* Brief *
Could you transcribe the material below exactly, without leaving out a single line?

* Data provided *
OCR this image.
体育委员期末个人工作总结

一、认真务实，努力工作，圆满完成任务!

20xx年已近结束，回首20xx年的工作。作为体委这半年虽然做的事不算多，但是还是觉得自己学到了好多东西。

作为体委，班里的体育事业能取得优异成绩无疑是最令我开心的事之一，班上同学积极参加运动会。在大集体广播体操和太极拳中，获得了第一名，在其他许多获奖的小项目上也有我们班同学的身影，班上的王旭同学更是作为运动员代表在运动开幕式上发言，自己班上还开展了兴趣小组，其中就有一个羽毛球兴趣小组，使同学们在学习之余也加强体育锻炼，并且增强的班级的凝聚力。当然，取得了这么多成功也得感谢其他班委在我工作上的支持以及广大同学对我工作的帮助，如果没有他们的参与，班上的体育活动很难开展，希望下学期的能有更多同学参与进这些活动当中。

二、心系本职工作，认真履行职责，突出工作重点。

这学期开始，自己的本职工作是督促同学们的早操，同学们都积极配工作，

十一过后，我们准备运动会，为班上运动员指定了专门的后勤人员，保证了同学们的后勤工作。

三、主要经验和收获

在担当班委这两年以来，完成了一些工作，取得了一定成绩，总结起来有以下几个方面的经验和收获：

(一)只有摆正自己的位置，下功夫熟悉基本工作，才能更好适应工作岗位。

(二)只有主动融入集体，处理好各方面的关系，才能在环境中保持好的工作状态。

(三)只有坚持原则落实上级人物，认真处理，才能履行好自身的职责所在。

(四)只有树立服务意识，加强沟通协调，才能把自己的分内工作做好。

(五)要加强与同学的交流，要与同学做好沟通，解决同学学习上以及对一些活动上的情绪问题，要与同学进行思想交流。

* Solution *
OCR this image.
体育委员期末个人工作总结

一、认真务实，努力工作，圆满完成任务!

20xx年已近结束，回首20xx年的工作。作为体委这半年虽然做的事不算多，但是还是觉得自己学到了好多东西。

作为体委，班里的体育事业能取得优异成绩无疑是最令我开心的事之一，班上同学积极参加运动会。在大集体广播体操和太极拳中，获得了第一名，在其他许多获奖的小项目上也有我们班同学的身影，班上的王旭同学更是作为运动员代表在运动开幕式上发言，自己班上还开展了兴趣小组，其中就有一个羽毛球兴趣小组，使同学们在学习之余也加强体育锻炼，并且增强的班级的凝聚力。当然，取得了这么多成功也得感谢其他班委在我工作上的支持以及广大同学对我工作的帮助，如果没有他们的参与，班上的体育活动很难开展，希望下学期的能有更多同学参与进这些活动当中。

二、心系本职工作，认真履行职责，突出工作重点。

这学期开始，自己的本职工作是督促同学们的早操，同学们都积极配工作，

十一过后，我们准备运动会，为班上运动员指定了专门的后勤人员，保证了同学们的后勤工作。

三、主要经验和收获

在担当班委这两年以来，完成了一些工作，取得了一定成绩，总结起来有以下几个方面的经验和收获：

(一)只有摆正自己的位置，下功夫熟悉基本工作，才能更好适应工作岗位。

(二)只有主动融入集体，处理好各方面的关系，才能在环境中保持好的工作状态。

(三)只有坚持原则落实上级人物，认真处理，才能履行好自身的职责所在。

(四)只有树立服务意识，加强沟通协调，才能把自己的分内工作做好。

(五)要加强与同学的交流，要与同学做好沟通，解决同学学习上以及对一些活动上的情绪问题，要与同学进行思想交流。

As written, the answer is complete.